- Problem details -
Present as a numbered list, omitting any blank lines, the lines of the records from the line containing "bar-category-label: Custom LLM" through the line containing "bar-category-label: AI Chatbot", both included.
** Start **
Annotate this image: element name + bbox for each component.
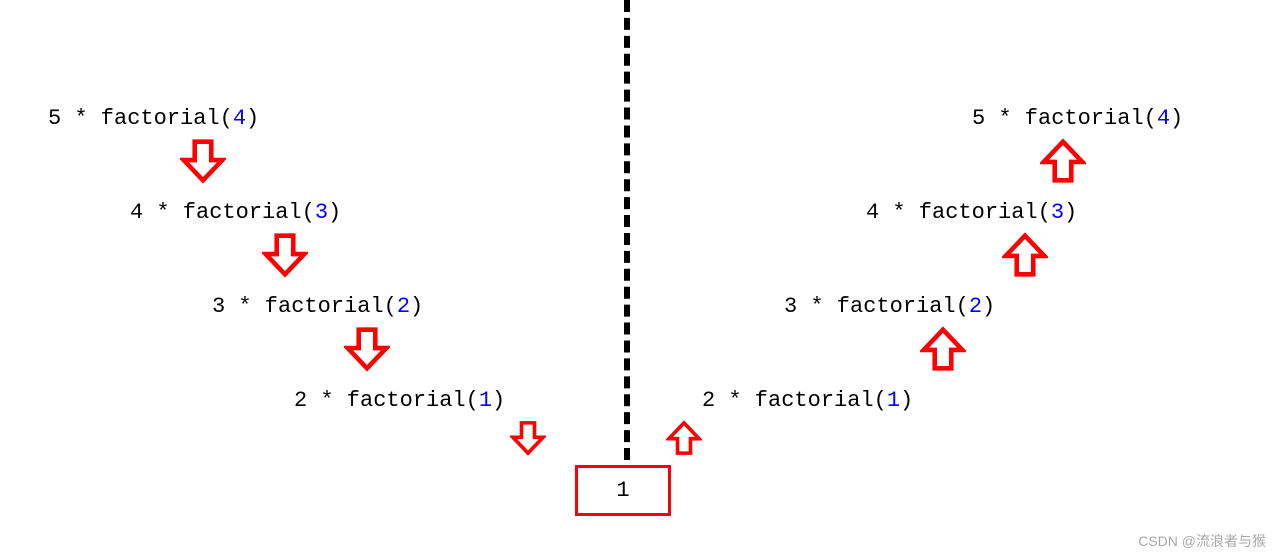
arrow-down-icon [262, 230, 308, 285]
call-argument: 1 [887, 388, 900, 413]
arrow-up-icon [1040, 136, 1086, 191]
call-suffix: ) [1064, 200, 1077, 225]
arrow-up-icon [920, 324, 966, 379]
call-suffix: ) [328, 200, 341, 225]
watermark-text: CSDN @流浪者与猴 [1138, 531, 1266, 551]
call-suffix: ) [246, 106, 259, 131]
left-call: 3 * factorial(2) [212, 294, 423, 319]
arrow-down-icon [510, 418, 546, 463]
right-call: 5 * factorial(4) [972, 106, 1183, 131]
base-case-box: 1 [575, 465, 671, 516]
call-prefix: 2 * factorial( [294, 388, 479, 413]
call-prefix: 4 * factorial( [866, 200, 1051, 225]
call-prefix: 5 * factorial( [972, 106, 1157, 131]
arrow-up-icon [666, 418, 702, 463]
call-prefix: 3 * factorial( [212, 294, 397, 319]
call-suffix: ) [1170, 106, 1183, 131]
call-prefix: 3 * factorial( [784, 294, 969, 319]
call-argument: 2 [397, 294, 410, 319]
call-argument: 4 [1157, 106, 1170, 131]
call-argument: 3 [1051, 200, 1064, 225]
call-suffix: ) [900, 388, 913, 413]
left-call: 5 * factorial(4) [48, 106, 259, 131]
right-call: 3 * factorial(2) [784, 294, 995, 319]
right-call: 4 * factorial(3) [866, 200, 1077, 225]
call-suffix: ) [410, 294, 423, 319]
left-call: 4 * factorial(3) [130, 200, 341, 225]
call-prefix: 5 * factorial( [48, 106, 233, 131]
call-argument: 4 [233, 106, 246, 131]
call-prefix: 2 * factorial( [702, 388, 887, 413]
call-argument: 3 [315, 200, 328, 225]
center-divider [624, 0, 630, 460]
call-prefix: 4 * factorial( [130, 200, 315, 225]
right-call: 2 * factorial(1) [702, 388, 913, 413]
base-case-value: 1 [616, 478, 629, 503]
left-call: 2 * factorial(1) [294, 388, 505, 413]
call-argument: 1 [479, 388, 492, 413]
recursion-diagram: 1 CSDN @流浪者与猴 5 * factorial(4)4 * factor… [0, 0, 1274, 557]
arrow-down-icon [344, 324, 390, 379]
call-suffix: ) [492, 388, 505, 413]
arrow-down-icon [180, 136, 226, 191]
arrow-up-icon [1002, 230, 1048, 285]
call-argument: 2 [969, 294, 982, 319]
call-suffix: ) [982, 294, 995, 319]
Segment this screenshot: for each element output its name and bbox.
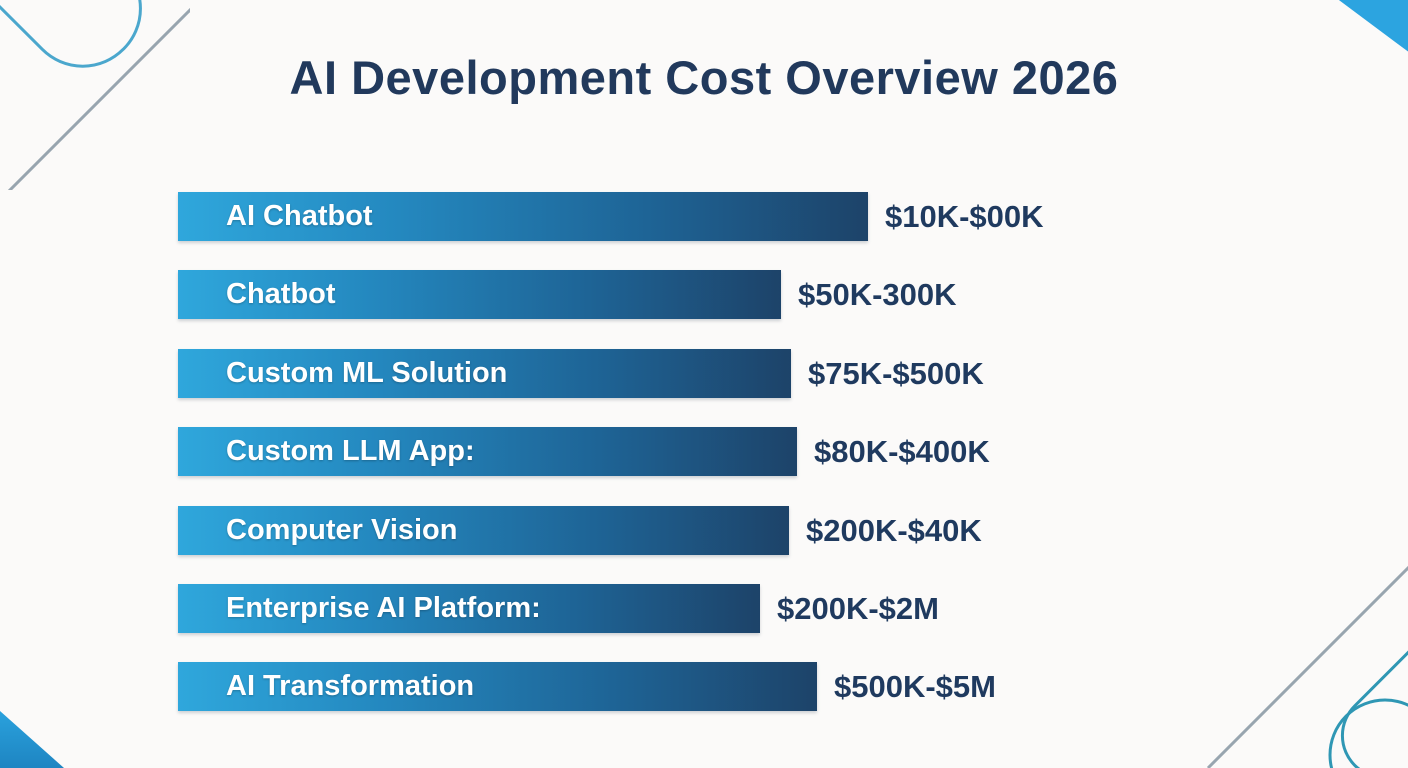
bar-category-label: Custom LLM App: — [226, 435, 475, 467]
cost-bar: AI Chatbot — [178, 192, 868, 241]
cost-bar: AI Transformation — [178, 662, 817, 711]
bar-category-label: Computer Vision — [226, 514, 458, 546]
bar-value-label: $80K-$400K — [814, 434, 990, 469]
bar-category-label: Custom ML Solution — [226, 357, 508, 389]
bar-value-label: $10K-$00K — [885, 199, 1044, 234]
cost-bar: Enterprise AI Platform: — [178, 584, 760, 633]
page-title: AI Development Cost Overview 2026 — [289, 51, 1119, 104]
bar-category-label: AI Chatbot — [226, 200, 373, 232]
bar-value-label: $75K-$500K — [808, 356, 984, 391]
bar-category-label: Chatbot — [226, 278, 336, 310]
bar-value-label: $50K-300K — [798, 277, 957, 312]
cost-bar: Chatbot — [178, 270, 781, 319]
bar-value-label: $200K-$2M — [777, 591, 939, 626]
cost-bar: Custom ML Solution — [178, 349, 791, 398]
bar-category-label: AI Transformation — [226, 670, 475, 702]
bar-category-label: Enterprise AI Platform: — [226, 592, 541, 624]
cost-bar: Computer Vision — [178, 506, 789, 555]
cost-bar: Custom LLM App: — [178, 427, 797, 476]
bar-value-label: $500K-$5M — [834, 669, 996, 704]
bar-value-label: $200K-$40K — [806, 513, 982, 548]
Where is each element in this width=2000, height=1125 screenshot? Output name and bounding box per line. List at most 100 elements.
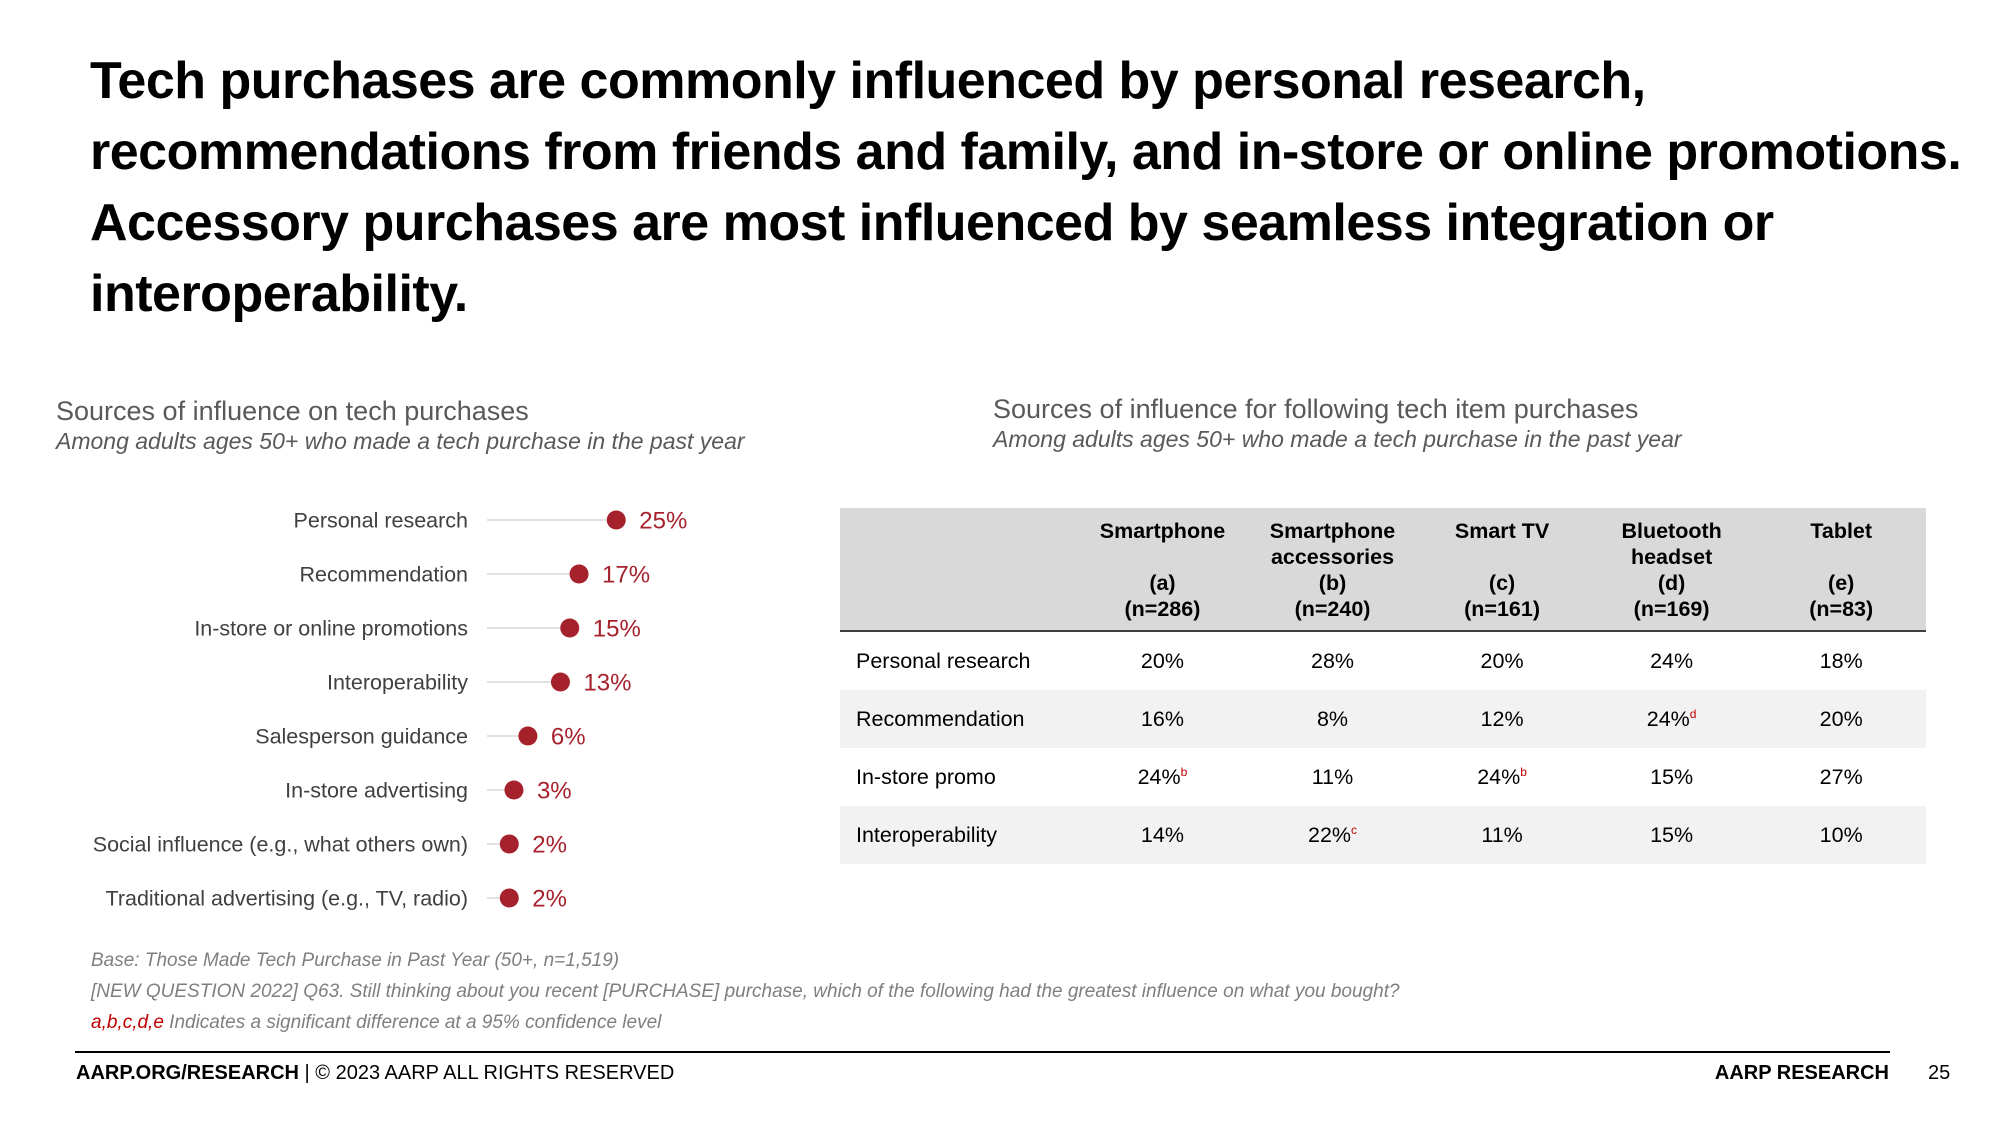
cell-value: 18% [1819, 648, 1863, 673]
col-letter: (d) [1657, 571, 1686, 595]
cell-value: 16% [1140, 706, 1184, 731]
table-cell: 24% [1587, 631, 1757, 690]
table-cell: 28% [1248, 631, 1418, 690]
col-n: (n=161) [1464, 597, 1540, 621]
table-row: Recommendation 16% 8% 12% 24%d 20% [840, 690, 1926, 748]
table-cell: 11% [1417, 806, 1587, 864]
value-label: 17% [602, 562, 650, 589]
lollipop-dot [518, 726, 538, 746]
col-name: Tablet [1810, 519, 1873, 543]
col-n: (n=286) [1124, 597, 1201, 621]
col-n: (n=83) [1809, 597, 1874, 621]
table-cell: 8% [1247, 690, 1418, 748]
cell-value: 20% [1819, 706, 1863, 731]
table-row: Personal research 20% 28% 20% 24% 18% [840, 631, 1926, 690]
base-note: Base: Those Made Tech Purchase in Past Y… [91, 950, 620, 971]
table-cell: 20% [1077, 631, 1248, 690]
col-letter: (c) [1488, 571, 1516, 595]
left-chart-subtitle: Among adults ages 50+ who made a tech pu… [56, 428, 745, 454]
cell-value: 8% [1316, 706, 1349, 731]
category-label: In-store or online promotions [194, 617, 468, 641]
table-cell: 11% [1248, 748, 1418, 806]
cell-value: 11% [1481, 822, 1523, 847]
table-cell: 27% [1756, 748, 1926, 806]
influence-lollipop-chart: Personal research 25% Recommendation 17% In-… [93, 508, 688, 913]
cell-value: 14% [1140, 822, 1184, 847]
table-col-header: Smart TV (c) (n=161) [1417, 508, 1587, 632]
lollipop-dot [504, 780, 524, 800]
headline-line-1: Tech purchases are commonly influenced b… [90, 52, 1646, 110]
sig-marker: d [1689, 706, 1697, 721]
sig-marker: b [1180, 764, 1188, 779]
headline-line-3: Accessory purchases are most influenced … [90, 194, 1774, 252]
headline-line-2: recommendations from friends and family,… [90, 123, 1962, 181]
footer-left: AARP.ORG/RESEARCH | © 2023 AARP ALL RIGH… [76, 1062, 674, 1085]
sig-marker: c [1351, 822, 1358, 837]
col-n: (n=169) [1633, 597, 1710, 621]
slide-headline: Tech purchases are commonly influenced b… [90, 46, 1962, 330]
right-table-title: Sources of influence for following tech … [993, 394, 1639, 424]
cell-value: 24% [1137, 764, 1181, 789]
table-col-header: Bluetooth headset (d) (n=169) [1586, 508, 1757, 632]
cell-value: 28% [1310, 648, 1355, 673]
sig-marker: b [1520, 764, 1527, 779]
cell-value: 12% [1480, 706, 1524, 731]
table-row: In-store promo 24%b 11% 24%b 15% 27% [840, 748, 1926, 806]
table-cell: 12% [1417, 690, 1587, 748]
value-label: 13% [583, 670, 631, 697]
row-label: Personal research [856, 648, 1031, 673]
table-row: Interoperability 14% 22%c 11% 15% 10% [840, 806, 1926, 864]
table-col-header: Smartphone accessories (b) (n=240) [1247, 508, 1418, 632]
lollipop-dot [606, 510, 626, 530]
category-label: Salesperson guidance [255, 725, 468, 749]
category-label: Traditional advertising (e.g., TV, radio… [106, 887, 469, 911]
table-cell: 24%d [1586, 690, 1757, 748]
value-label: 25% [639, 508, 687, 535]
cell-value: 24% [1650, 648, 1694, 673]
table-cell: 20% [1756, 690, 1926, 748]
col-name: Bluetooth headset [1621, 519, 1722, 569]
cell-value: 10% [1819, 822, 1863, 847]
table-header-row: Smartphone (a) (n=286) Smartphone access… [840, 508, 1926, 632]
cell-value: 15% [1650, 764, 1694, 789]
headline-line-4: interoperability. [90, 265, 468, 323]
value-label: 15% [593, 616, 641, 643]
footer-divider [75, 1051, 1890, 1053]
table-cell: 20% [1417, 631, 1587, 690]
footer-site: AARP.ORG/RESEARCH [76, 1062, 299, 1084]
footnotes: Base: Those Made Tech Purchase in Past Y… [91, 950, 1400, 1043]
col-name: Smartphone accessories [1269, 519, 1396, 569]
row-label: Recommendation [840, 690, 1078, 748]
cell-value: 22% [1307, 822, 1352, 847]
table-cell: 24%b [1417, 748, 1587, 806]
row-label: In-store promo [856, 764, 996, 789]
lollipop-dot [550, 672, 570, 692]
col-letter: (e) [1828, 571, 1855, 595]
table-cell: 22%c [1247, 806, 1418, 864]
cell-value: 20% [1480, 648, 1524, 673]
table-cell: 15% [1587, 748, 1757, 806]
col-letter: (b) [1318, 571, 1347, 595]
col-name: Smartphone [1099, 519, 1226, 543]
table-cell: 18% [1756, 631, 1926, 690]
left-chart-title: Sources of influence on tech purchases [56, 396, 529, 426]
lollipop-dot [499, 888, 519, 908]
lollipop-dot [499, 834, 519, 854]
col-letter: (a) [1149, 571, 1176, 595]
cell-value: 24% [1646, 706, 1690, 731]
question-note: [NEW QUESTION 2022] Q63. Still thinking … [91, 981, 1400, 1002]
row-label: Interoperability [840, 806, 1078, 864]
table-cell: 14% [1077, 806, 1248, 864]
significance-letters: a,b,c,d,e [91, 1012, 164, 1033]
cell-value: 11% [1311, 764, 1354, 789]
table-cell: 16% [1077, 690, 1248, 748]
significance-note: a,b,c,d,e Indicates a significant differ… [91, 1012, 1400, 1043]
col-n: (n=240) [1294, 597, 1371, 621]
item-purchase-table: Smartphone (a) (n=286) Smartphone access… [840, 508, 1926, 864]
col-name: Smart TV [1454, 519, 1550, 543]
right-table-subtitle: Among adults ages 50+ who made a tech pu… [993, 426, 1682, 452]
value-label: 6% [551, 724, 586, 751]
lollipop-dot [569, 564, 589, 584]
cell-value: 15% [1650, 822, 1694, 847]
table-cell: 10% [1756, 806, 1926, 864]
** End **
- Worked solution -
1. bar-category-label: Custom LLM App: — [226, 435, 475, 467]
2. cost-bar: AI Chatbot — [178, 192, 868, 241]
3. cost-bar: AI Transformation — [178, 662, 817, 711]
4. bar-category-label: Computer Vision — [226, 514, 458, 546]
5. bar-value-label: $80K-$400K — [814, 434, 990, 469]
6. bar-category-label: Custom ML Solution — [226, 357, 508, 389]
7. bar-value-label: $10K-$00K — [885, 199, 1044, 234]
8. cost-bar: Enterprise AI Platform: — [178, 584, 760, 633]
9. page-title: AI Development Cost Overview 2026 — [289, 51, 1119, 104]
10. bar-category-label: AI Chatbot — [226, 200, 373, 232]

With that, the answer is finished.